Data listing:
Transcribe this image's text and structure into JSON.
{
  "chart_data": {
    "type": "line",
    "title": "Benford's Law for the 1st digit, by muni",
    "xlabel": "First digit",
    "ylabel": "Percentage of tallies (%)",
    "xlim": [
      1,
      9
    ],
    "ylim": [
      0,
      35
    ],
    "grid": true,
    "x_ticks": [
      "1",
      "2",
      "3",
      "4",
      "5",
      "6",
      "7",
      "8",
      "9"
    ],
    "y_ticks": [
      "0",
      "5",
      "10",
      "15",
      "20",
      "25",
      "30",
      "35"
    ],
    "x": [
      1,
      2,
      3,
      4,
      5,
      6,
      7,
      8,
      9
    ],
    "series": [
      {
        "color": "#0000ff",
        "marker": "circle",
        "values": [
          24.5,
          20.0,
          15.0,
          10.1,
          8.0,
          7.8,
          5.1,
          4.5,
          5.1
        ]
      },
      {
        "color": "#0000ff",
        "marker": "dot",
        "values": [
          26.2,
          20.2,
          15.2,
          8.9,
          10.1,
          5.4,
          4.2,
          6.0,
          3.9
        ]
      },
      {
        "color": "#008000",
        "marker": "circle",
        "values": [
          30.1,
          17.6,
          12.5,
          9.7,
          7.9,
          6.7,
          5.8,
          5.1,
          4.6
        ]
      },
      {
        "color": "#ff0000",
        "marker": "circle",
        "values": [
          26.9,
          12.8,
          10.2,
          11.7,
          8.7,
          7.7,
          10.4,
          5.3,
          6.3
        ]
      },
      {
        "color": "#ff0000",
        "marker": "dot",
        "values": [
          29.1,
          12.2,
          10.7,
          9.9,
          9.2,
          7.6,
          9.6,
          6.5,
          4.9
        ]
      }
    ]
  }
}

Exercise task: Write every line of the material above again, exactly.

Full solution:
Transcribe this image's text and structure into JSON.
{
  "chart_data": {
    "type": "line",
    "title": "Benford's Law for the 1st digit, by muni",
    "xlabel": "First digit",
    "ylabel": "Percentage of tallies (%)",
    "xlim": [
      1,
      9
    ],
    "ylim": [
      0,
      35
    ],
    "grid": true,
    "x_ticks": [
      "1",
      "2",
      "3",
      "4",
      "5",
      "6",
      "7",
      "8",
      "9"
    ],
    "y_ticks": [
      "0",
      "5",
      "10",
      "15",
      "20",
      "25",
      "30",
      "35"
    ],
    "x": [
      1,
      2,
      3,
      4,
      5,
      6,
      7,
      8,
      9
    ],
    "series": [
      {
        "color": "#0000ff",
        "marker": "circle",
        "values": [
          24.5,
          20.0,
          15.0,
          10.1,
          8.0,
          7.8,
          5.1,
          4.5,
          5.1
        ]
      },
      {
        "color": "#0000ff",
        "marker": "dot",
        "values": [
          26.2,
          20.2,
          15.2,
          8.9,
          10.1,
          5.4,
          4.2,
          6.0,
          3.9
        ]
      },
      {
        "color": "#008000",
        "marker": "circle",
        "values": [
          30.1,
          17.6,
          12.5,
          9.7,
          7.9,
          6.7,
          5.8,
          5.1,
          4.6
        ]
      },
      {
        "color": "#ff0000",
        "marker": "circle",
        "values": [
          26.9,
          12.8,
          10.2,
          11.7,
          8.7,
          7.7,
          10.4,
          5.3,
          6.3
        ]
      },
      {
        "color": "#ff0000",
        "marker": "dot",
        "values": [
          29.1,
          12.2,
          10.7,
          9.9,
          9.2,
          7.6,
          9.6,
          6.5,
          4.9
        ]
      }
    ]
  }
}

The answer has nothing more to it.